START Task inputs

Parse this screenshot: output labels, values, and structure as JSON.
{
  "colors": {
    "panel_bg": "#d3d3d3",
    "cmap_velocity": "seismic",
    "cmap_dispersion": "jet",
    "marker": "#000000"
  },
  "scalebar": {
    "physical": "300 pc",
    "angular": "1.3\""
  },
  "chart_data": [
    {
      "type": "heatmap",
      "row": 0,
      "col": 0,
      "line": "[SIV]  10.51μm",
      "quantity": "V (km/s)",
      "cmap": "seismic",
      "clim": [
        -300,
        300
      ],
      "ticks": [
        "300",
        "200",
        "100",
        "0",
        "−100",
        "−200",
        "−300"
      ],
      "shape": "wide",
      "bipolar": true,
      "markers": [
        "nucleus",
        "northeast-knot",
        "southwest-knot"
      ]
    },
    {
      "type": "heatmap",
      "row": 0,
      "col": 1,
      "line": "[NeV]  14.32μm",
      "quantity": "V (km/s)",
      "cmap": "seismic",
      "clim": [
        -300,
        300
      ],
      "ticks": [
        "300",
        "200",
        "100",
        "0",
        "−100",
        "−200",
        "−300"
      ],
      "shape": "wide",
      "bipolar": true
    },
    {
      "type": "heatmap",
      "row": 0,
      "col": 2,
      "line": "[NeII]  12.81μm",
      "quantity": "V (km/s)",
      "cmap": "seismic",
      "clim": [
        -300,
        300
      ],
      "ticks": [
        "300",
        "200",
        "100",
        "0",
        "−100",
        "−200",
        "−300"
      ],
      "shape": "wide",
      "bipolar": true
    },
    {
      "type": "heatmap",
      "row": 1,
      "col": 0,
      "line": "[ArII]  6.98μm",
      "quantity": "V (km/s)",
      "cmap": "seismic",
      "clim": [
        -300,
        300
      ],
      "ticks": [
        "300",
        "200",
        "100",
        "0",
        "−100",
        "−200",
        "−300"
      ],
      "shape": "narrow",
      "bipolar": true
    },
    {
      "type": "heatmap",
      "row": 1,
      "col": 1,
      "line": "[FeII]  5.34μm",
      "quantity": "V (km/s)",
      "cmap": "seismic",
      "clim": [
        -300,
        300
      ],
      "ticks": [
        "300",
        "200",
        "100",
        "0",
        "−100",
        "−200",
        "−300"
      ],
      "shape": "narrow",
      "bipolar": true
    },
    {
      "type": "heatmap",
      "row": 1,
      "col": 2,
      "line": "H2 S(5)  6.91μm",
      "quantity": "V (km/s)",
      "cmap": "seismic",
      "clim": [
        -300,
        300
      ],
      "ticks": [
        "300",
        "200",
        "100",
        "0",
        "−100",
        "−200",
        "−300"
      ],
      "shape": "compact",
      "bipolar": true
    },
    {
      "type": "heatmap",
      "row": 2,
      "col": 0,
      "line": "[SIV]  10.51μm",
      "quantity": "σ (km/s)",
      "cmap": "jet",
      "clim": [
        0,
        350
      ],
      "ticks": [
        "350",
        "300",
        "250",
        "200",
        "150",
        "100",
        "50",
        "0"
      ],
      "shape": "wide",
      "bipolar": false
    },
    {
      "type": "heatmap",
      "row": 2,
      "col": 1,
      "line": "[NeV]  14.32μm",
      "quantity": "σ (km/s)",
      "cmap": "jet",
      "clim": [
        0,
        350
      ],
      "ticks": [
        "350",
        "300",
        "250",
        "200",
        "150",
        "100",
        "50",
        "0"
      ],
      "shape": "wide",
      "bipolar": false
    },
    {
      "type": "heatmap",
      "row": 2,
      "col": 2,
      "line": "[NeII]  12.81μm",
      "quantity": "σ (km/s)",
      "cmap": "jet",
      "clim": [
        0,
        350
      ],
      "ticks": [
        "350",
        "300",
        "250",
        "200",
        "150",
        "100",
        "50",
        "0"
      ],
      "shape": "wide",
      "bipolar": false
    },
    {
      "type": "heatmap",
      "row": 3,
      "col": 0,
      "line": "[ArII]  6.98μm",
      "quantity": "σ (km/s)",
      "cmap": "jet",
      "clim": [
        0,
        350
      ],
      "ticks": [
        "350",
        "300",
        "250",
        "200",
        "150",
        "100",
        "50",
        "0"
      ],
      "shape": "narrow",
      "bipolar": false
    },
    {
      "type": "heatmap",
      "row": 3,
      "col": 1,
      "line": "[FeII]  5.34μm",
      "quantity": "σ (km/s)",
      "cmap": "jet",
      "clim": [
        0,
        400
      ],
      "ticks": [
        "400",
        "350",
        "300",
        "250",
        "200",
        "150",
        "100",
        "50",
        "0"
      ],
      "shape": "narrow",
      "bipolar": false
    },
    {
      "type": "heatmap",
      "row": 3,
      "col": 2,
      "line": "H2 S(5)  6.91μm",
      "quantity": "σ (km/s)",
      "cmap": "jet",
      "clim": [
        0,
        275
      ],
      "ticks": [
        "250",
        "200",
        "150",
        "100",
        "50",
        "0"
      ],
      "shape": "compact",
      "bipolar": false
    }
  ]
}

END Task inputs

■ The problem
Return the lines above exactly, keeping every word.

■ Response
Parse this screenshot: output labels, values, and structure as JSON.
{
  "colors": {
    "panel_bg": "#d3d3d3",
    "cmap_velocity": "seismic",
    "cmap_dispersion": "jet",
    "marker": "#000000"
  },
  "scalebar": {
    "physical": "300 pc",
    "angular": "1.3\""
  },
  "chart_data": [
    {
      "type": "heatmap",
      "row": 0,
      "col": 0,
      "line": "[SIV]  10.51μm",
      "quantity": "V (km/s)",
      "cmap": "seismic",
      "clim": [
        -300,
        300
      ],
      "ticks": [
        "300",
        "200",
        "100",
        "0",
        "−100",
        "−200",
        "−300"
      ],
      "shape": "wide",
      "bipolar": true,
      "markers": [
        "nucleus",
        "northeast-knot",
        "southwest-knot"
      ]
    },
    {
      "type": "heatmap",
      "row": 0,
      "col": 1,
      "line": "[NeV]  14.32μm",
      "quantity": "V (km/s)",
      "cmap": "seismic",
      "clim": [
        -300,
        300
      ],
      "ticks": [
        "300",
        "200",
        "100",
        "0",
        "−100",
        "−200",
        "−300"
      ],
      "shape": "wide",
      "bipolar": true
    },
    {
      "type": "heatmap",
      "row": 0,
      "col": 2,
      "line": "[NeII]  12.81μm",
      "quantity": "V (km/s)",
      "cmap": "seismic",
      "clim": [
        -300,
        300
      ],
      "ticks": [
        "300",
        "200",
        "100",
        "0",
        "−100",
        "−200",
        "−300"
      ],
      "shape": "wide",
      "bipolar": true
    },
    {
      "type": "heatmap",
      "row": 1,
      "col": 0,
      "line": "[ArII]  6.98μm",
      "quantity": "V (km/s)",
      "cmap": "seismic",
      "clim": [
        -300,
        300
      ],
      "ticks": [
        "300",
        "200",
        "100",
        "0",
        "−100",
        "−200",
        "−300"
      ],
      "shape": "narrow",
      "bipolar": true
    },
    {
      "type": "heatmap",
      "row": 1,
      "col": 1,
      "line": "[FeII]  5.34μm",
      "quantity": "V (km/s)",
      "cmap": "seismic",
      "clim": [
        -300,
        300
      ],
      "ticks": [
        "300",
        "200",
        "100",
        "0",
        "−100",
        "−200",
        "−300"
      ],
      "shape": "narrow",
      "bipolar": true
    },
    {
      "type": "heatmap",
      "row": 1,
      "col": 2,
      "line": "H2 S(5)  6.91μm",
      "quantity": "V (km/s)",
      "cmap": "seismic",
      "clim": [
        -300,
        300
      ],
      "ticks": [
        "300",
        "200",
        "100",
        "0",
        "−100",
        "−200",
        "−300"
      ],
      "shape": "compact",
      "bipolar": true
    },
    {
      "type": "heatmap",
      "row": 2,
      "col": 0,
      "line": "[SIV]  10.51μm",
      "quantity": "σ (km/s)",
      "cmap": "jet",
      "clim": [
        0,
        350
      ],
      "ticks": [
        "350",
        "300",
        "250",
        "200",
        "150",
        "100",
        "50",
        "0"
      ],
      "shape": "wide",
      "bipolar": false
    },
    {
      "type": "heatmap",
      "row": 2,
      "col": 1,
      "line": "[NeV]  14.32μm",
      "quantity": "σ (km/s)",
      "cmap": "jet",
      "clim": [
        0,
        350
      ],
      "ticks": [
        "350",
        "300",
        "250",
        "200",
        "150",
        "100",
        "50",
        "0"
      ],
      "shape": "wide",
      "bipolar": false
    },
    {
      "type": "heatmap",
      "row": 2,
      "col": 2,
      "line": "[NeII]  12.81μm",
      "quantity": "σ (km/s)",
      "cmap": "jet",
      "clim": [
        0,
        350
      ],
      "ticks": [
        "350",
        "300",
        "250",
        "200",
        "150",
        "100",
        "50",
        "0"
      ],
      "shape": "wide",
      "bipolar": false
    },
    {
      "type": "heatmap",
      "row": 3,
      "col": 0,
      "line": "[ArII]  6.98μm",
      "quantity": "σ (km/s)",
      "cmap": "jet",
      "clim": [
        0,
        350
      ],
      "ticks": [
        "350",
        "300",
        "250",
        "200",
        "150",
        "100",
        "50",
        "0"
      ],
      "shape": "narrow",
      "bipolar": false
    },
    {
      "type": "heatmap",
      "row": 3,
      "col": 1,
      "line": "[FeII]  5.34μm",
      "quantity": "σ (km/s)",
      "cmap": "jet",
      "clim": [
        0,
        400
      ],
      "ticks": [
        "400",
        "350",
        "300",
        "250",
        "200",
        "150",
        "100",
        "50",
        "0"
      ],
      "shape": "narrow",
      "bipolar": false
    },
    {
      "type": "heatmap",
      "row": 3,
      "col": 2,
      "line": "H2 S(5)  6.91μm",
      "quantity": "σ (km/s)",
      "cmap": "jet",
      "clim": [
        0,
        275
      ],
      "ticks": [
        "250",
        "200",
        "150",
        "100",
        "50",
        "0"
      ],
      "shape": "compact",
      "bipolar": false
    }
  ]
}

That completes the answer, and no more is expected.